* **Selected excerpt**:
-- Start --

For every $1 increase in house value, a homeowner generally spends an additional five cents. But that five cents is not actual money in our pockets, Tal said, so it must come from somewhere else, like increased debt. In the last three years, that five cents per dollar accounted for $25 billion in increased spending, Tal said.

If BC residents have been living better in recent years, it would be useful to know what is the contribution from debt compared with income gains.

In a post in late June 2005, Vancouver Housing Market Blog plotted disposable income in BC against a falling saving rate from 1981 to 2004. The results are surprising, since inflation adjusted disposable income seems not to have changed dramatically, moving within a band of about $2,500, while there is a determined downward trend in the saving rate over the same 23 year period.

Ben Bernanke and Housing Markets

All indications are that Ben Bernanke will be the next chairman of the Federal Reserve, starting February 1, 2006. He is unlikely to stray far from the policies developed during the Greenspan years, which may be why his nomination was well received by analysts and markets alike, as the Economist notes.

So where does Bernanke see American housing markets going, and what does he consider the Fed's responsibility to be toward asset prices and the welfare of the overall economy?

The Washington Post reports that "Bernanke does not think the national housing boom is a bubble that is about to burst," although he makes no similar statement about local markets. He has also made clear his view that the Fed's role is not to identify and correct potential asset price bubbles. From the Post:

...he has argued for many years that the Fed should respond to rising or falling prices for stocks, real estate or other assets only if they are affecting inflation or economic growth in an undesirable way. Thus, he would advocate cutting interest rates if a reversal in the housing market sharply dampened consumer spending, triggering job losses or a fall in inflation to very low levels.

-- End --

* **Extracted data**:
-- Start --

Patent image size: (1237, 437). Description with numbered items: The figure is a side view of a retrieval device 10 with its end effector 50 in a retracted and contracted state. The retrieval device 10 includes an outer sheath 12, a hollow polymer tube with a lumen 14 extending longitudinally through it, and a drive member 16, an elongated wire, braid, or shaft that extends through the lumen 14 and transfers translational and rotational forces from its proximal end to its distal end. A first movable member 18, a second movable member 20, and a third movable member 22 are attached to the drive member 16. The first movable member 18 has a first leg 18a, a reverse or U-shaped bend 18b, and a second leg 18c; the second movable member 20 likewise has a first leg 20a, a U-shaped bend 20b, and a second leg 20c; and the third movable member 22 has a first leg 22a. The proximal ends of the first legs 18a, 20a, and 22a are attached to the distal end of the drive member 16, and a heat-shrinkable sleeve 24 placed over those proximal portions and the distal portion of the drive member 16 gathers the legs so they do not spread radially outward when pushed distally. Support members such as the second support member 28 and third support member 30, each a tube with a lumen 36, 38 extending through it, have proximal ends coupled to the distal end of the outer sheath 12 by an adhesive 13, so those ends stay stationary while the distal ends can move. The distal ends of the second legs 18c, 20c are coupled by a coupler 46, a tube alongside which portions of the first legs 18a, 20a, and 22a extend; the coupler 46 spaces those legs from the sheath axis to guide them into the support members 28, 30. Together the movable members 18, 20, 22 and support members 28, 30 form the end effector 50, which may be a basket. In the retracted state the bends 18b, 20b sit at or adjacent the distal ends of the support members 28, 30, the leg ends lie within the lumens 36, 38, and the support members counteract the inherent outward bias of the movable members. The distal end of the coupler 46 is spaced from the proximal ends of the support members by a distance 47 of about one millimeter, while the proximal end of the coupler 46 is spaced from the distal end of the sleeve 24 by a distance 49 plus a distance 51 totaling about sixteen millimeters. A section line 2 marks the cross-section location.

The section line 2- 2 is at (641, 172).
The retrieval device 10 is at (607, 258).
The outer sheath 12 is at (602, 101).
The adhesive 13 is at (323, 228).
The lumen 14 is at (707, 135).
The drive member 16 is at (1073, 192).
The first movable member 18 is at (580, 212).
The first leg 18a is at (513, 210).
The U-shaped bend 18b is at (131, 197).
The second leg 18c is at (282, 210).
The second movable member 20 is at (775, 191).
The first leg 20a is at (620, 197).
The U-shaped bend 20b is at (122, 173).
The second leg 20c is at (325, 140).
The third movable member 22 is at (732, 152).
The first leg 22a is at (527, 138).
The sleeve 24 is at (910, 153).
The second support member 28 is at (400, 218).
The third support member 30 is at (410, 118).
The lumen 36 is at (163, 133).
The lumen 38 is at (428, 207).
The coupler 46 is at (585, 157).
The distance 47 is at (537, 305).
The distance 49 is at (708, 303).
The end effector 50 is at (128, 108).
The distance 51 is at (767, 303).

-- End --

* **Task directions**: According to the housing excerpt, on what date is Ben Bernanke expected to start as chairman of the Federal Reserve?

* **Complete answer**: February 1, 2006.